* start Records supplied *
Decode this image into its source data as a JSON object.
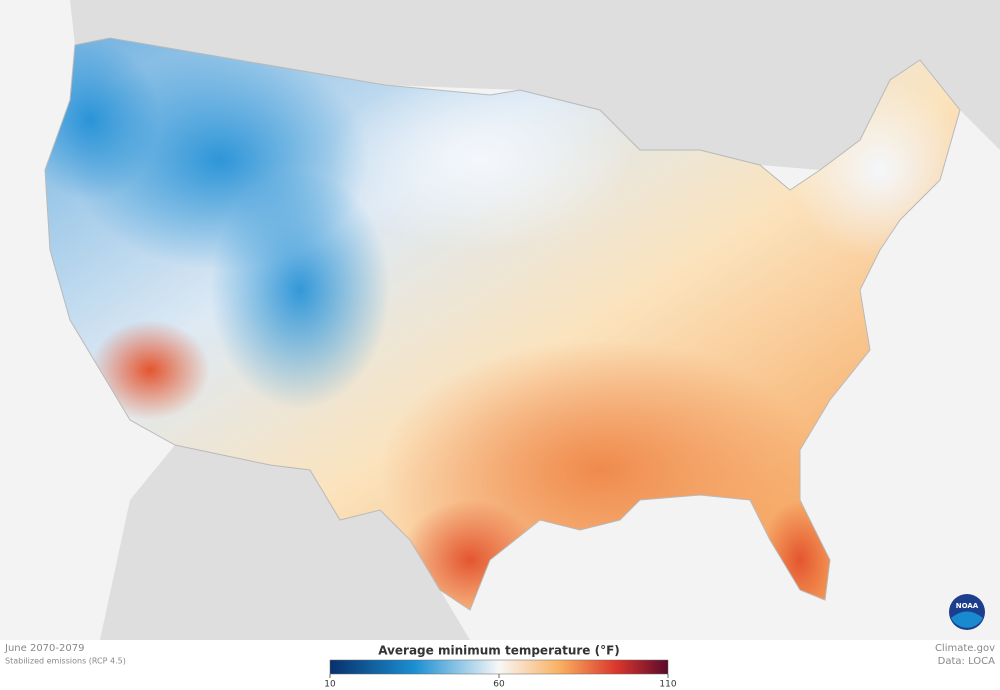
{
  "header": {
    "period": "June 2070-2079",
    "scenario": "Stabilized emissions (RCP 4.5)"
  },
  "legend": {
    "title": "Average minimum temperature (°F)",
    "lim": [
      10,
      110
    ],
    "ticks": [
      10,
      60,
      110
    ]
  },
  "credits": {
    "site": "Climate.gov",
    "source": "Data: LOCA",
    "logo": "NOAA"
  }
}
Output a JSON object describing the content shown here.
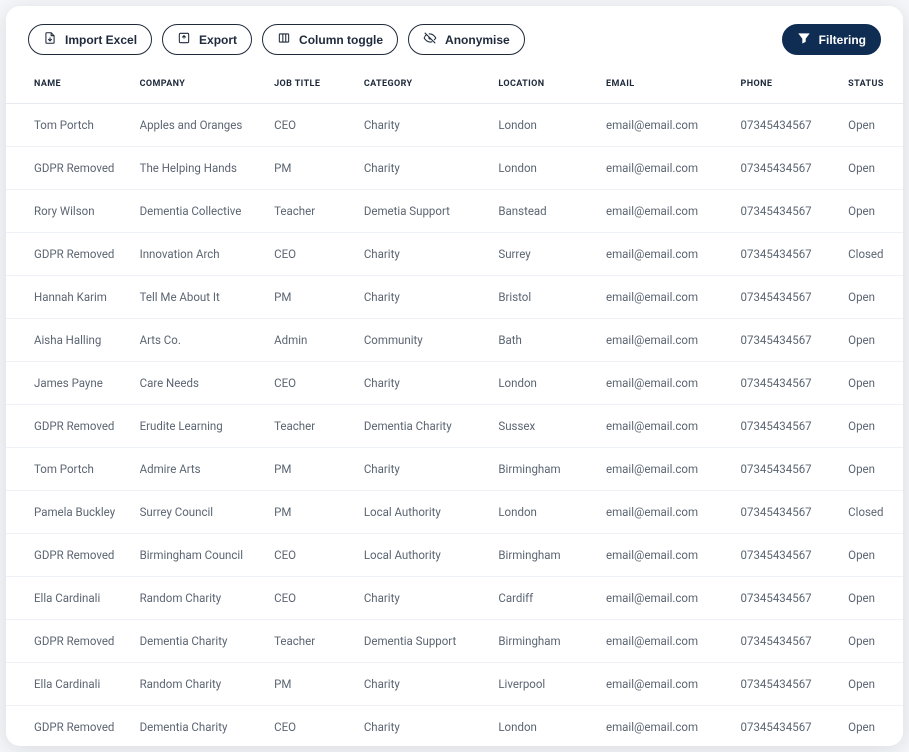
{
  "toolbar": {
    "import_label": "Import Excel",
    "export_label": "Export",
    "column_toggle_label": "Column toggle",
    "anonymise_label": "Anonymise",
    "filtering_label": "Filtering"
  },
  "table": {
    "columns": [
      "NAME",
      "COMPANY",
      "JOB TITLE",
      "CATEGORY",
      "LOCATION",
      "EMAIL",
      "PHONE",
      "STATUS"
    ],
    "rows": [
      [
        "Tom Portch",
        "Apples and Oranges",
        "CEO",
        "Charity",
        "London",
        "email@email.com",
        "07345434567",
        "Open"
      ],
      [
        "GDPR Removed",
        "The Helping Hands",
        "PM",
        "Charity",
        "London",
        "email@email.com",
        "07345434567",
        "Open"
      ],
      [
        "Rory Wilson",
        "Dementia Collective",
        "Teacher",
        "Demetia Support",
        "Banstead",
        "email@email.com",
        "07345434567",
        "Open"
      ],
      [
        "GDPR Removed",
        "Innovation Arch",
        "CEO",
        "Charity",
        "Surrey",
        "email@email.com",
        "07345434567",
        "Closed"
      ],
      [
        "Hannah Karim",
        "Tell Me About It",
        "PM",
        "Charity",
        "Bristol",
        "email@email.com",
        "07345434567",
        "Open"
      ],
      [
        "Aisha Halling",
        "Arts Co.",
        "Admin",
        "Community",
        "Bath",
        "email@email.com",
        "07345434567",
        "Open"
      ],
      [
        "James Payne",
        "Care Needs",
        "CEO",
        "Charity",
        "London",
        "email@email.com",
        "07345434567",
        "Open"
      ],
      [
        "GDPR Removed",
        "Erudite Learning",
        "Teacher",
        "Dementia Charity",
        "Sussex",
        "email@email.com",
        "07345434567",
        "Open"
      ],
      [
        "Tom Portch",
        "Admire Arts",
        "PM",
        "Charity",
        "Birmingham",
        "email@email.com",
        "07345434567",
        "Open"
      ],
      [
        "Pamela Buckley",
        "Surrey Council",
        "PM",
        "Local Authority",
        "London",
        "email@email.com",
        "07345434567",
        "Closed"
      ],
      [
        "GDPR Removed",
        "Birmingham Council",
        "CEO",
        "Local Authority",
        "Birmingham",
        "email@email.com",
        "07345434567",
        "Open"
      ],
      [
        "Ella Cardinali",
        "Random Charity",
        "CEO",
        "Charity",
        "Cardiff",
        "email@email.com",
        "07345434567",
        "Open"
      ],
      [
        "GDPR Removed",
        "Dementia Charity",
        "Teacher",
        "Dementia Support",
        "Birmingham",
        "email@email.com",
        "07345434567",
        "Open"
      ],
      [
        "Ella Cardinali",
        "Random Charity",
        "PM",
        "Charity",
        "Liverpool",
        "email@email.com",
        "07345434567",
        "Open"
      ],
      [
        "GDPR Removed",
        "Dementia Charity",
        "CEO",
        "Charity",
        "London",
        "email@email.com",
        "07345434567",
        "Open"
      ]
    ]
  },
  "style": {
    "card_bg": "#ffffff",
    "border_color": "#e6e9ef",
    "row_border_color": "#eef1f5",
    "header_text_color": "#1e293b",
    "cell_text_color": "#5b6572",
    "btn_border_color": "#1e293b",
    "btn_primary_bg": "#0f2d52",
    "font_size_header": 9,
    "font_size_cell": 11.5,
    "font_size_btn": 12
  }
}
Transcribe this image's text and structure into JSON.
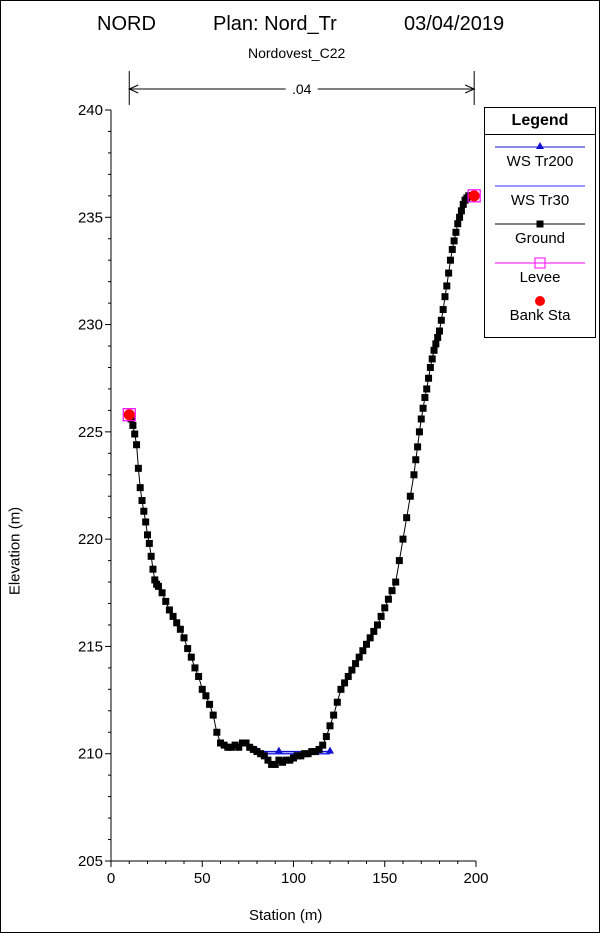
{
  "header": {
    "project": "NORD",
    "plan": "Plan: Nord_Tr",
    "date": "03/04/2019",
    "section": "Nordovest_C22"
  },
  "colors": {
    "ground": "#000000",
    "ws_tr200": "#1010d0",
    "ws_tr30": "#3030ff",
    "levee": "#ff00ff",
    "bank_sta": "#ff0000"
  },
  "legend": {
    "title": "Legend",
    "items": [
      {
        "label": "WS Tr200",
        "marker": "triangle",
        "color": "#1010d0"
      },
      {
        "label": "WS Tr30",
        "marker": "none",
        "color": "#3030ff"
      },
      {
        "label": "Ground",
        "marker": "square",
        "color": "#000000"
      },
      {
        "label": "Levee",
        "marker": "open-square",
        "color": "#ff00ff"
      },
      {
        "label": "Bank Sta",
        "marker": "circle",
        "color": "#ff0000"
      }
    ]
  },
  "chart_data": {
    "type": "line",
    "xlabel": "Station (m)",
    "ylabel": "Elevation (m)",
    "xlim": [
      0,
      200
    ],
    "ylim": [
      205,
      240
    ],
    "xticks": [
      0,
      50,
      100,
      150,
      200
    ],
    "yticks": [
      205,
      210,
      215,
      220,
      225,
      230,
      235,
      240
    ],
    "manning": [
      {
        "value": ".04",
        "from": 10,
        "to": 199
      }
    ],
    "series": [
      {
        "name": "Ground",
        "x": [
          10,
          11,
          12,
          13,
          14,
          15,
          16,
          17,
          18,
          19,
          20,
          21,
          22,
          23,
          24,
          25,
          26,
          28,
          30,
          32,
          34,
          36,
          38,
          40,
          42,
          44,
          46,
          48,
          50,
          52,
          54,
          56,
          58,
          60,
          62,
          64,
          66,
          68,
          70,
          72,
          74,
          76,
          78,
          80,
          82,
          84,
          86,
          88,
          90,
          92,
          94,
          96,
          98,
          100,
          102,
          104,
          106,
          108,
          110,
          112,
          114,
          116,
          118,
          120,
          122,
          124,
          126,
          128,
          130,
          132,
          134,
          136,
          138,
          140,
          142,
          144,
          146,
          148,
          150,
          152,
          154,
          156,
          158,
          160,
          162,
          164,
          166,
          167,
          168,
          169,
          170,
          171,
          172,
          173,
          174,
          175,
          176,
          177,
          178,
          179,
          180,
          181,
          182,
          183,
          184,
          185,
          186,
          187,
          188,
          189,
          190,
          191,
          192,
          193,
          194,
          195,
          196,
          197,
          198,
          199
        ],
        "y": [
          225.8,
          225.6,
          225.3,
          224.9,
          224.4,
          223.3,
          222.4,
          221.8,
          221.3,
          220.8,
          220.2,
          219.8,
          219.2,
          218.6,
          218.1,
          217.9,
          217.8,
          217.5,
          217.1,
          216.7,
          216.4,
          216.1,
          215.8,
          215.4,
          214.9,
          214.5,
          214.0,
          213.6,
          213.0,
          212.7,
          212.3,
          211.8,
          211.0,
          210.5,
          210.4,
          210.3,
          210.3,
          210.4,
          210.3,
          210.5,
          210.5,
          210.3,
          210.2,
          210.1,
          210.0,
          209.9,
          209.7,
          209.5,
          209.5,
          209.7,
          209.6,
          209.7,
          209.7,
          209.8,
          209.9,
          209.9,
          210.0,
          210.0,
          210.1,
          210.1,
          210.2,
          210.4,
          210.8,
          211.3,
          211.8,
          212.4,
          213.0,
          213.3,
          213.6,
          213.9,
          214.2,
          214.5,
          214.8,
          215.1,
          215.4,
          215.7,
          216.0,
          216.4,
          216.8,
          217.2,
          217.6,
          218.0,
          219.0,
          220.0,
          221.0,
          222.0,
          223.0,
          223.7,
          224.3,
          225.0,
          225.6,
          226.1,
          226.6,
          227.0,
          227.5,
          228.0,
          228.4,
          228.8,
          229.1,
          229.4,
          229.7,
          230.2,
          230.7,
          231.3,
          231.8,
          232.4,
          233.0,
          233.5,
          233.9,
          234.3,
          234.7,
          235.0,
          235.3,
          235.6,
          235.8,
          235.9,
          236.0,
          236.0,
          236.0,
          236.0
        ]
      },
      {
        "name": "WS Tr200",
        "x": [
          80,
          92,
          120
        ],
        "y": [
          210.1,
          210.1,
          210.1
        ]
      },
      {
        "name": "WS Tr30",
        "x": [
          80,
          120
        ],
        "y": [
          210.0,
          210.0
        ]
      },
      {
        "name": "Bank Sta",
        "x": [
          10,
          199
        ],
        "y": [
          225.8,
          236.0
        ]
      },
      {
        "name": "Levee",
        "x": [
          10,
          199
        ],
        "y": [
          225.8,
          236.0
        ]
      }
    ]
  }
}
* end Records supplied *
» Task: Search the entries for "marker" and copy out each line that has it.

» Reply to the exercise:
        "marker": "triangle",
        "marker": "none",
        "marker": "square",
        "marker": "open-square",
        "marker": "circle",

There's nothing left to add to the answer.